== WORK TO BE COMPLETED ==
Using the listing below, please gather every line containing the word "stages".

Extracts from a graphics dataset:
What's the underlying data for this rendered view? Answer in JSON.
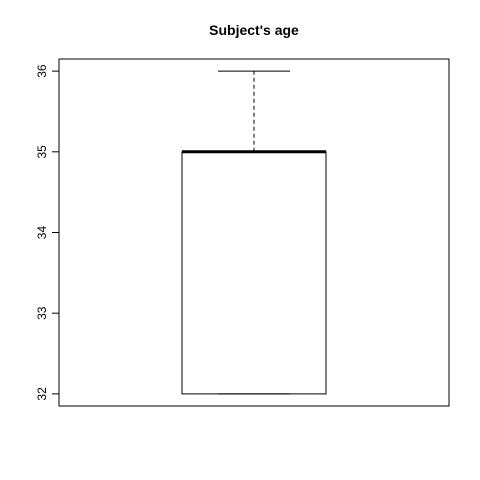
{
  "chart_data": {
    "type": "boxplot",
    "title": "Subject's age",
    "xlabel": "",
    "ylabel": "",
    "ylim": [
      31.85,
      36.15
    ],
    "yticks": [
      32,
      33,
      34,
      35,
      36
    ],
    "box": {
      "min": 32,
      "q1": 32,
      "median": 35,
      "q3": 35,
      "max": 36
    },
    "grid": false,
    "colors": {
      "stroke": "#000000",
      "background": "#ffffff"
    }
  }
}
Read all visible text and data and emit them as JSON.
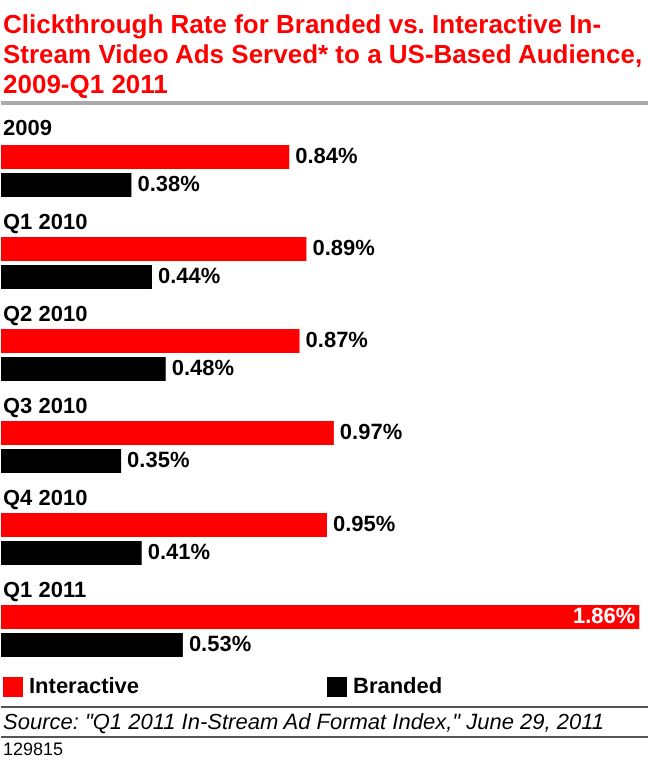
{
  "chart_data": {
    "type": "bar",
    "orientation": "horizontal",
    "title": "Clickthrough Rate for Branded vs. Interactive In-Stream Video Ads Served* to a US-Based Audience, 2009-Q1 2011",
    "categories": [
      "2009",
      "Q1 2010",
      "Q2 2010",
      "Q3 2010",
      "Q4 2010",
      "Q1 2011"
    ],
    "series": [
      {
        "name": "Interactive",
        "color": "#ff0000",
        "values": [
          0.84,
          0.89,
          0.87,
          0.97,
          0.95,
          1.86
        ],
        "value_labels": [
          "0.84%",
          "0.89%",
          "0.87%",
          "0.97%",
          "0.95%",
          "1.86%"
        ]
      },
      {
        "name": "Branded",
        "color": "#000000",
        "values": [
          0.38,
          0.44,
          0.48,
          0.35,
          0.41,
          0.53
        ],
        "value_labels": [
          "0.38%",
          "0.44%",
          "0.48%",
          "0.35%",
          "0.41%",
          "0.53%"
        ]
      }
    ],
    "legend": "bottom",
    "annotations": [
      "Source: \"Q1 2011 In-Stream Ad Format Index,\" June 29, 2011",
      "129815"
    ]
  }
}
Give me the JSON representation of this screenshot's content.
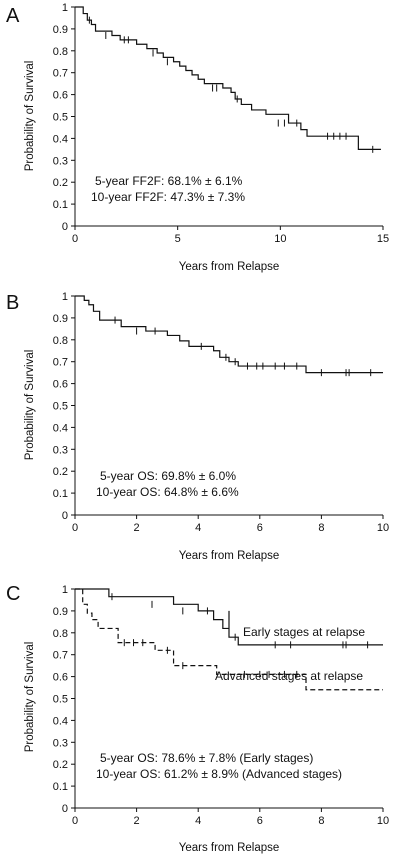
{
  "chart_data": [
    {
      "type": "line",
      "panel": "A",
      "xlabel": "Years from Relapse",
      "ylabel": "Probability of Survival",
      "xlim": [
        0,
        15
      ],
      "ylim": [
        0,
        1
      ],
      "xticks": [
        0,
        5,
        10,
        15
      ],
      "yticks": [
        0,
        0.1,
        0.2,
        0.3,
        0.4,
        0.5,
        0.6,
        0.7,
        0.8,
        0.9,
        1
      ],
      "annotations": [
        "5-year FF2F: 68.1% ± 6.1%",
        "10-year FF2F: 47.3% ± 7.3%"
      ],
      "series": [
        {
          "style": "solid",
          "steps": [
            [
              0,
              1
            ],
            [
              0.4,
              0.97
            ],
            [
              0.6,
              0.94
            ],
            [
              0.8,
              0.92
            ],
            [
              1.0,
              0.89
            ],
            [
              1.8,
              0.87
            ],
            [
              2.2,
              0.85
            ],
            [
              3.0,
              0.83
            ],
            [
              3.5,
              0.81
            ],
            [
              4.0,
              0.79
            ],
            [
              4.3,
              0.77
            ],
            [
              4.8,
              0.75
            ],
            [
              5.1,
              0.73
            ],
            [
              5.4,
              0.71
            ],
            [
              5.7,
              0.69
            ],
            [
              6.0,
              0.67
            ],
            [
              6.3,
              0.65
            ],
            [
              7.2,
              0.63
            ],
            [
              7.6,
              0.61
            ],
            [
              7.8,
              0.58
            ],
            [
              8.1,
              0.555
            ],
            [
              8.6,
              0.53
            ],
            [
              9.3,
              0.51
            ],
            [
              10.4,
              0.47
            ],
            [
              11.0,
              0.44
            ],
            [
              11.3,
              0.41
            ],
            [
              13.8,
              0.35
            ],
            [
              14.9,
              0.35
            ]
          ],
          "censored": [
            [
              0.7,
              0.94
            ],
            [
              1.5,
              0.87
            ],
            [
              2.4,
              0.85
            ],
            [
              2.6,
              0.85
            ],
            [
              3.8,
              0.79
            ],
            [
              4.5,
              0.75
            ],
            [
              6.7,
              0.63
            ],
            [
              6.9,
              0.63
            ],
            [
              7.9,
              0.58
            ],
            [
              9.9,
              0.47
            ],
            [
              10.2,
              0.47
            ],
            [
              10.8,
              0.47
            ],
            [
              12.3,
              0.41
            ],
            [
              12.6,
              0.41
            ],
            [
              12.9,
              0.41
            ],
            [
              13.2,
              0.41
            ],
            [
              14.5,
              0.35
            ]
          ]
        }
      ]
    },
    {
      "type": "line",
      "panel": "B",
      "xlabel": "Years from Relapse",
      "ylabel": "Probability of Survival",
      "xlim": [
        0,
        10
      ],
      "ylim": [
        0,
        1
      ],
      "xticks": [
        0,
        2,
        4,
        6,
        8,
        10
      ],
      "yticks": [
        0,
        0.1,
        0.2,
        0.3,
        0.4,
        0.5,
        0.6,
        0.7,
        0.8,
        0.9,
        1
      ],
      "annotations": [
        "5-year OS: 69.8% ± 6.0%",
        "10-year OS: 64.8% ± 6.6%"
      ],
      "series": [
        {
          "style": "solid",
          "steps": [
            [
              0,
              1
            ],
            [
              0.3,
              0.98
            ],
            [
              0.45,
              0.96
            ],
            [
              0.6,
              0.93
            ],
            [
              0.8,
              0.89
            ],
            [
              1.5,
              0.86
            ],
            [
              2.3,
              0.84
            ],
            [
              3.0,
              0.82
            ],
            [
              3.4,
              0.795
            ],
            [
              3.7,
              0.77
            ],
            [
              4.5,
              0.75
            ],
            [
              4.7,
              0.72
            ],
            [
              5.0,
              0.7
            ],
            [
              5.3,
              0.68
            ],
            [
              7.5,
              0.65
            ],
            [
              10,
              0.65
            ]
          ],
          "censored": [
            [
              1.3,
              0.89
            ],
            [
              2.0,
              0.84
            ],
            [
              2.6,
              0.84
            ],
            [
              4.1,
              0.77
            ],
            [
              4.9,
              0.72
            ],
            [
              5.2,
              0.7
            ],
            [
              5.6,
              0.68
            ],
            [
              5.9,
              0.68
            ],
            [
              6.1,
              0.68
            ],
            [
              6.5,
              0.68
            ],
            [
              6.8,
              0.68
            ],
            [
              7.2,
              0.68
            ],
            [
              8.0,
              0.65
            ],
            [
              8.8,
              0.65
            ],
            [
              8.9,
              0.65
            ],
            [
              9.6,
              0.65
            ]
          ]
        }
      ]
    },
    {
      "type": "line",
      "panel": "C",
      "xlabel": "Years from Relapse",
      "ylabel": "Probability of Survival",
      "xlim": [
        0,
        10
      ],
      "ylim": [
        0,
        1
      ],
      "xticks": [
        0,
        2,
        4,
        6,
        8,
        10
      ],
      "yticks": [
        0,
        0.1,
        0.2,
        0.3,
        0.4,
        0.5,
        0.6,
        0.7,
        0.8,
        0.9,
        1
      ],
      "annotations": [
        "5-year OS: 78.6% ± 7.8% (Early stages)",
        "10-year OS: 61.2% ± 8.9% (Advanced stages)"
      ],
      "series": [
        {
          "name": "Early stages at relapse",
          "style": "solid",
          "steps": [
            [
              0,
              1
            ],
            [
              1.1,
              0.965
            ],
            [
              3.2,
              0.93
            ],
            [
              5.0,
              0.9
            ],
            [
              4.0,
              0.9
            ],
            [
              4.5,
              0.86
            ],
            [
              4.8,
              0.82
            ],
            [
              5.0,
              0.78
            ],
            [
              5.3,
              0.745
            ],
            [
              10,
              0.745
            ]
          ],
          "censored": [
            [
              1.2,
              0.965
            ],
            [
              2.5,
              0.93
            ],
            [
              3.5,
              0.9
            ],
            [
              4.3,
              0.9
            ],
            [
              5.2,
              0.78
            ],
            [
              6.5,
              0.745
            ],
            [
              7.0,
              0.745
            ],
            [
              8.7,
              0.745
            ],
            [
              8.8,
              0.745
            ],
            [
              9.5,
              0.745
            ]
          ]
        },
        {
          "name": "Advanced stages at relapse",
          "style": "dashed",
          "steps": [
            [
              0,
              1
            ],
            [
              0.25,
              0.93
            ],
            [
              0.4,
              0.89
            ],
            [
              0.55,
              0.86
            ],
            [
              0.75,
              0.82
            ],
            [
              1.4,
              0.755
            ],
            [
              2.6,
              0.72
            ],
            [
              3.2,
              0.65
            ],
            [
              4.6,
              0.61
            ],
            [
              7.5,
              0.54
            ],
            [
              10,
              0.54
            ]
          ],
          "censored": [
            [
              1.6,
              0.755
            ],
            [
              1.9,
              0.755
            ],
            [
              2.2,
              0.755
            ],
            [
              3.0,
              0.72
            ],
            [
              3.5,
              0.65
            ],
            [
              5.5,
              0.61
            ],
            [
              6.0,
              0.61
            ],
            [
              6.3,
              0.61
            ],
            [
              6.8,
              0.61
            ],
            [
              7.2,
              0.61
            ]
          ]
        }
      ]
    }
  ]
}
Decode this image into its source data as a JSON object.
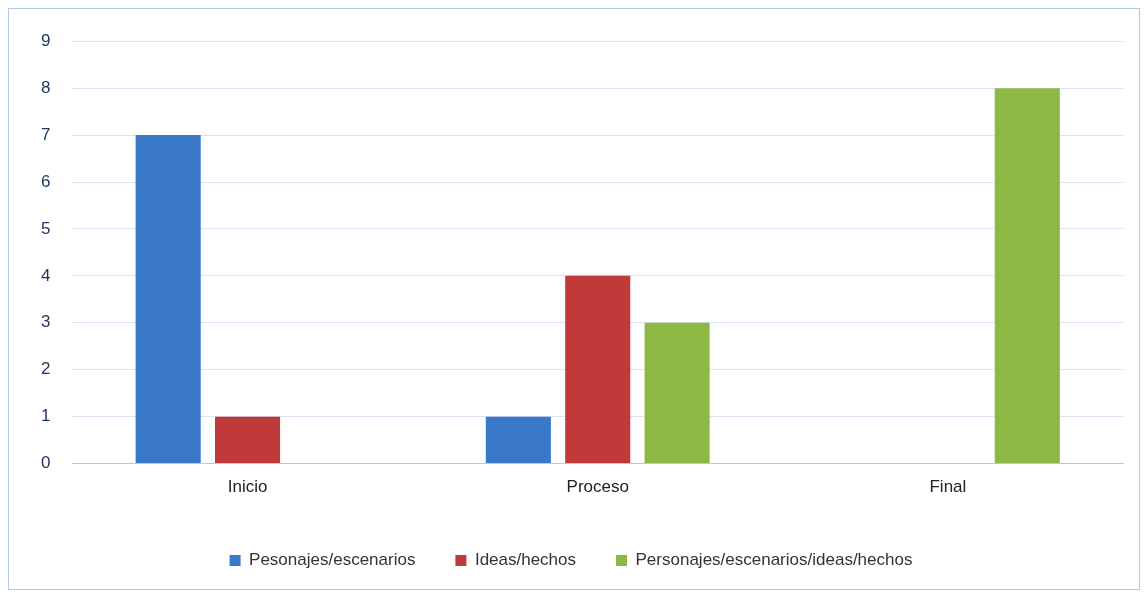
{
  "chart_data": {
    "type": "bar",
    "categories": [
      "Inicio",
      "Proceso",
      "Final"
    ],
    "series": [
      {
        "name": "Pesonajes/escenarios",
        "color": "#3a78c8",
        "values": [
          7,
          1,
          0
        ]
      },
      {
        "name": "Ideas/hechos",
        "color": "#c0393b",
        "values": [
          1,
          4,
          0
        ]
      },
      {
        "name": "Personajes/escenarios/ideas/hechos",
        "color": "#8db843",
        "values": [
          0,
          3,
          8
        ]
      }
    ],
    "ylim": [
      0,
      9
    ],
    "yticks": [
      0,
      1,
      2,
      3,
      4,
      5,
      6,
      7,
      8,
      9
    ],
    "grid": "y",
    "legend": "bottom"
  }
}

== REPLY ==
        "5-year OS: 78.6% ± 7.8% (Early stages)",
        "10-year OS: 61.2% ± 8.9% (Advanced stages)"
          "name": "Early stages at relapse",
          "name": "Advanced stages at relapse",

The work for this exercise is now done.